++++ Provided records

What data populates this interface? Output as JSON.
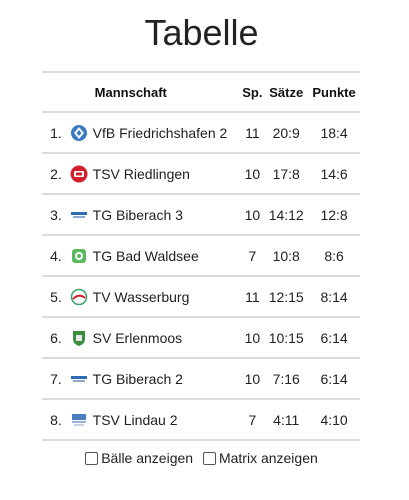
{
  "page": {
    "title": "Tabelle"
  },
  "table": {
    "headers": {
      "rank": "",
      "logo": "",
      "team": "Mannschaft",
      "games": "Sp.",
      "sets": "Sätze",
      "points": "Punkte"
    },
    "rows": [
      {
        "rank": "1.",
        "team": "VfB Friedrichshafen 2",
        "games": "11",
        "sets": "20:9",
        "points": "18:4",
        "logo_icon": "vfb-friedrichshafen-logo-icon"
      },
      {
        "rank": "2.",
        "team": "TSV Riedlingen",
        "games": "10",
        "sets": "17:8",
        "points": "14:6",
        "logo_icon": "tsv-riedlingen-logo-icon"
      },
      {
        "rank": "3.",
        "team": "TG Biberach 3",
        "games": "10",
        "sets": "14:12",
        "points": "12:8",
        "logo_icon": "tg-biberach-logo-icon"
      },
      {
        "rank": "4.",
        "team": "TG Bad Waldsee",
        "games": "7",
        "sets": "10:8",
        "points": "8:6",
        "logo_icon": "tg-bad-waldsee-logo-icon"
      },
      {
        "rank": "5.",
        "team": "TV Wasserburg",
        "games": "11",
        "sets": "12:15",
        "points": "8:14",
        "logo_icon": "tv-wasserburg-logo-icon"
      },
      {
        "rank": "6.",
        "team": "SV Erlenmoos",
        "games": "10",
        "sets": "10:15",
        "points": "6:14",
        "logo_icon": "sv-erlenmoos-logo-icon"
      },
      {
        "rank": "7.",
        "team": "TG Biberach 2",
        "games": "10",
        "sets": "7:16",
        "points": "6:14",
        "logo_icon": "tg-biberach-logo-icon"
      },
      {
        "rank": "8.",
        "team": "TSV Lindau 2",
        "games": "7",
        "sets": "4:11",
        "points": "4:10",
        "logo_icon": "tsv-lindau-logo-icon"
      }
    ]
  },
  "options": {
    "balls_label": "Bälle anzeigen",
    "balls_checked": false,
    "matrix_label": "Matrix anzeigen",
    "matrix_checked": false
  },
  "colors": {
    "divider": "#dcdcdc",
    "text": "#222222"
  }
}
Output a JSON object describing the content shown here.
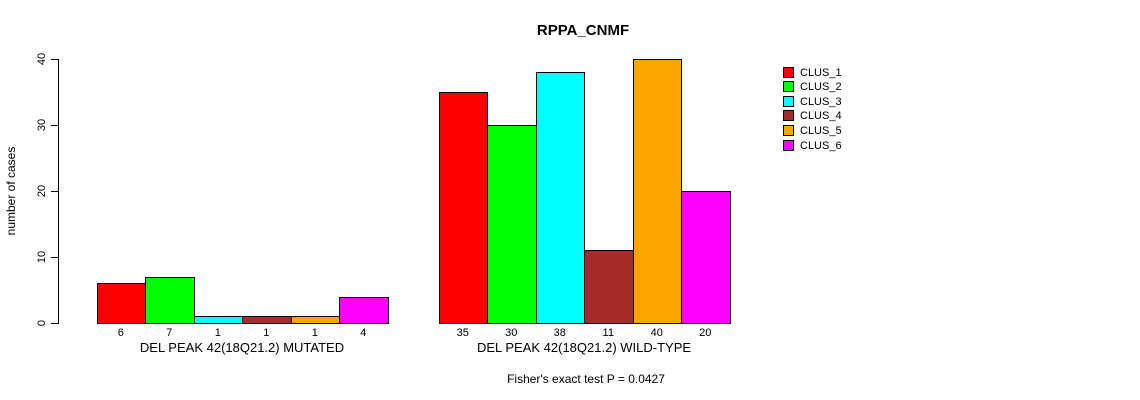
{
  "chart_data": {
    "type": "bar",
    "title": "RPPA_CNMF",
    "ylabel": "number of cases",
    "xlabel": "",
    "ylim": [
      0,
      40
    ],
    "yticks": [
      0,
      10,
      20,
      30,
      40
    ],
    "grid": false,
    "legend_position": "right",
    "annotation": "Fisher's exact test P = 0.0427",
    "bar_value_labels": true,
    "categories": [
      "DEL PEAK 42(18Q21.2) MUTATED",
      "DEL PEAK 42(18Q21.2) WILD-TYPE"
    ],
    "series": [
      {
        "name": "CLUS_1",
        "color": "#FF0000",
        "values": [
          6,
          35
        ]
      },
      {
        "name": "CLUS_2",
        "color": "#00FF00",
        "values": [
          7,
          30
        ]
      },
      {
        "name": "CLUS_3",
        "color": "#00FFFF",
        "values": [
          1,
          38
        ]
      },
      {
        "name": "CLUS_4",
        "color": "#A52A2A",
        "values": [
          1,
          11
        ]
      },
      {
        "name": "CLUS_5",
        "color": "#FFA500",
        "values": [
          1,
          40
        ]
      },
      {
        "name": "CLUS_6",
        "color": "#FF00FF",
        "values": [
          4,
          20
        ]
      }
    ]
  }
}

++++++++

**Do this**
Identify all lines in the records above with the word "anzeigen".

**Answer below**
    "balls_label": "Bälle anzeigen",
    "matrix_label": "Matrix anzeigen",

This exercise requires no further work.